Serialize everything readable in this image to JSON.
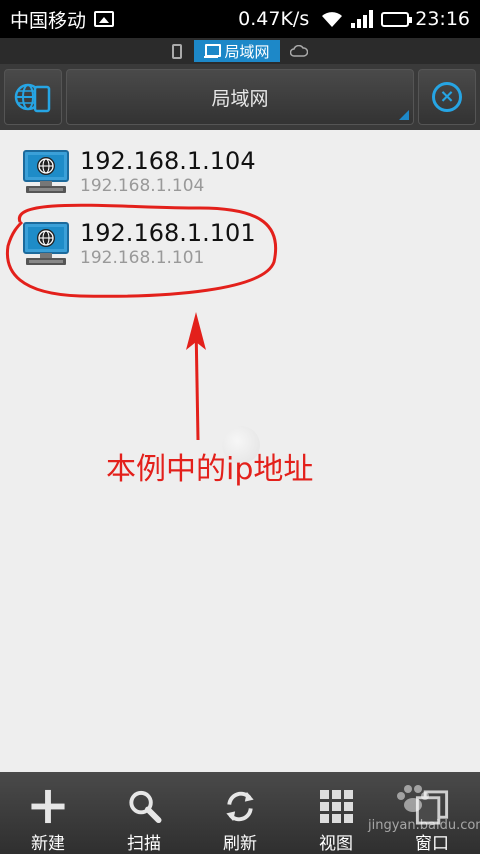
{
  "status_bar": {
    "carrier": "中国移动",
    "speed": "0.47K/s",
    "time": "23:16"
  },
  "mode_bar": {
    "active_tab": "局域网"
  },
  "toolbar": {
    "location_title": "局域网"
  },
  "devices": [
    {
      "name": "192.168.1.104",
      "address": "192.168.1.104"
    },
    {
      "name": "192.168.1.101",
      "address": "192.168.1.101"
    }
  ],
  "annotation": {
    "text": "本例中的ip地址",
    "color": "#e3201b"
  },
  "bottom_bar": {
    "items": [
      {
        "label": "新建",
        "icon": "plus-icon"
      },
      {
        "label": "扫描",
        "icon": "search-icon"
      },
      {
        "label": "刷新",
        "icon": "refresh-icon"
      },
      {
        "label": "视图",
        "icon": "grid-view-icon"
      },
      {
        "label": "窗口",
        "icon": "window-icon"
      }
    ]
  },
  "watermark": {
    "text": "jingyan.baidu.com"
  },
  "colors": {
    "accent": "#1d88c8",
    "status_bar_bg": "#000000",
    "toolbar_bg": "#3a3a3a",
    "list_bg": "#eeeeee"
  }
}
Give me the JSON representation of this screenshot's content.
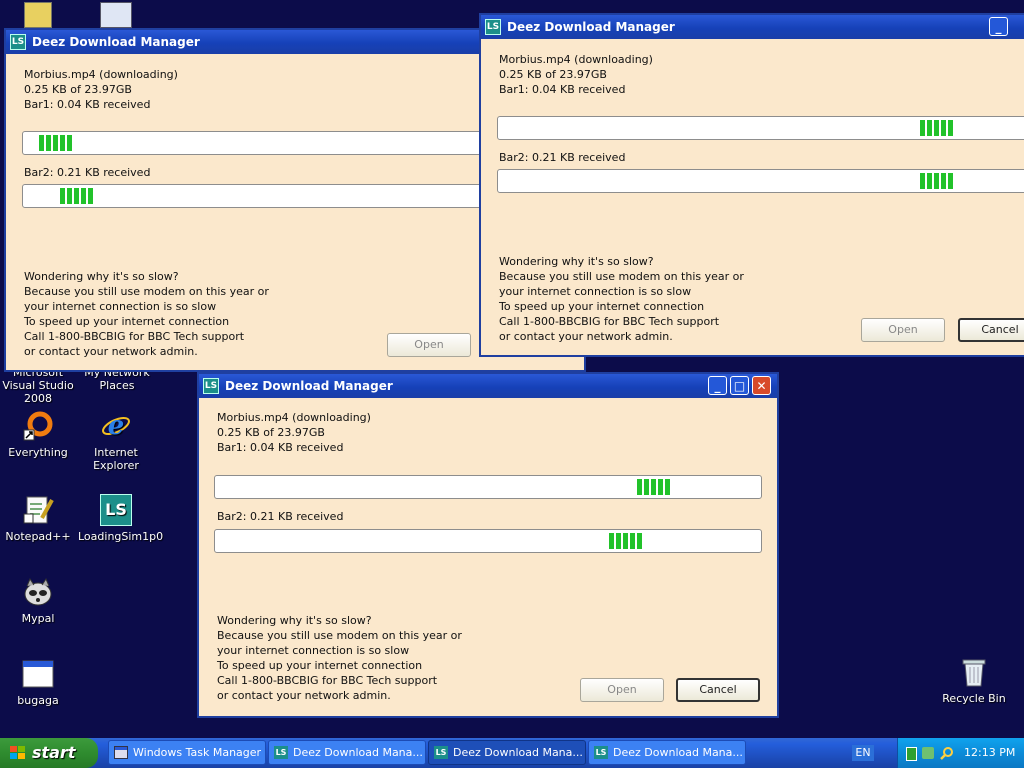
{
  "desktop": {
    "icons": [
      {
        "label": "Microsoft Visual Studio 2008"
      },
      {
        "label": "My Network Places"
      },
      {
        "label": "Everything"
      },
      {
        "label": "Internet Explorer"
      },
      {
        "label": "Notepad++"
      },
      {
        "label": "LoadingSim1p0"
      },
      {
        "label": "Mypal"
      },
      {
        "label": "bugaga"
      },
      {
        "label": "Recycle Bin"
      }
    ]
  },
  "window": {
    "title": "Deez Download Manager",
    "app_icon_text": "LS",
    "file_status": "Morbius.mp4 (downloading)",
    "size_status": "0.25 KB of 23.97GB",
    "bar1_label": "Bar1: 0.04 KB received",
    "bar2_label": "Bar2: 0.21 KB received",
    "message": [
      "Wondering why it's so slow?",
      "Because you still use modem on this year or",
      "your internet connection is so slow",
      "To speed up your internet connection",
      "Call 1-800-BBCBIG for BBC Tech support",
      "or contact your network admin."
    ],
    "open_label": "Open",
    "cancel_label": "Cancel",
    "minimize_glyph": "_",
    "maximize_glyph": "□",
    "close_glyph": "✕"
  },
  "taskbar": {
    "start_label": "start",
    "tasks": [
      {
        "label": "Windows Task Manager"
      },
      {
        "label": "Deez Download Mana..."
      },
      {
        "label": "Deez Download Mana..."
      },
      {
        "label": "Deez Download Mana..."
      }
    ],
    "language": "EN",
    "clock": "12:13 PM"
  },
  "colors": {
    "desktop": "#0c0c4a",
    "window_bg": "#fbe8cc",
    "progress_fill": "#22c22a",
    "titlebar": "#1641b8"
  }
}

┄┄┄┄┄┄┄┄┄┄

Take the listing and print it again exactly, but without any pictures.

**EXERCISE OUTPUT:**
Serialize everything readable in this image to JSON.
{
  "status_bar": {
    "carrier": "中国移动",
    "speed": "0.47K/s",
    "time": "23:16"
  },
  "mode_bar": {
    "active_tab": "局域网"
  },
  "toolbar": {
    "location_title": "局域网"
  },
  "devices": [
    {
      "name": "192.168.1.104",
      "address": "192.168.1.104"
    },
    {
      "name": "192.168.1.101",
      "address": "192.168.1.101"
    }
  ],
  "annotation": {
    "text": "本例中的ip地址",
    "color": "#e3201b"
  },
  "bottom_bar": {
    "items": [
      {
        "label": "新建",
        "icon": "plus-icon"
      },
      {
        "label": "扫描",
        "icon": "search-icon"
      },
      {
        "label": "刷新",
        "icon": "refresh-icon"
      },
      {
        "label": "视图",
        "icon": "grid-view-icon"
      },
      {
        "label": "窗口",
        "icon": "window-icon"
      }
    ]
  },
  "watermark": {
    "text": "jingyan.baidu.com"
  },
  "colors": {
    "accent": "#1d88c8",
    "status_bar_bg": "#000000",
    "toolbar_bg": "#3a3a3a",
    "list_bg": "#eeeeee"
  }
}
Give me the JSON representation of this screenshot's content.
{
  "desktop": {
    "icons": [
      {
        "label": "Microsoft Visual Studio 2008"
      },
      {
        "label": "My Network Places"
      },
      {
        "label": "Everything"
      },
      {
        "label": "Internet Explorer"
      },
      {
        "label": "Notepad++"
      },
      {
        "label": "LoadingSim1p0"
      },
      {
        "label": "Mypal"
      },
      {
        "label": "bugaga"
      },
      {
        "label": "Recycle Bin"
      }
    ]
  },
  "window": {
    "title": "Deez Download Manager",
    "app_icon_text": "LS",
    "file_status": "Morbius.mp4 (downloading)",
    "size_status": "0.25 KB of 23.97GB",
    "bar1_label": "Bar1: 0.04 KB received",
    "bar2_label": "Bar2: 0.21 KB received",
    "message": [
      "Wondering why it's so slow?",
      "Because you still use modem on this year or",
      "your internet connection is so slow",
      "To speed up your internet connection",
      "Call 1-800-BBCBIG for BBC Tech support",
      "or contact your network admin."
    ],
    "open_label": "Open",
    "cancel_label": "Cancel",
    "minimize_glyph": "_",
    "maximize_glyph": "□",
    "close_glyph": "✕"
  },
  "taskbar": {
    "start_label": "start",
    "tasks": [
      {
        "label": "Windows Task Manager"
      },
      {
        "label": "Deez Download Mana..."
      },
      {
        "label": "Deez Download Mana..."
      },
      {
        "label": "Deez Download Mana..."
      }
    ],
    "language": "EN",
    "clock": "12:13 PM"
  },
  "colors": {
    "desktop": "#0c0c4a",
    "window_bg": "#fbe8cc",
    "progress_fill": "#22c22a",
    "titlebar": "#1641b8"
  }
}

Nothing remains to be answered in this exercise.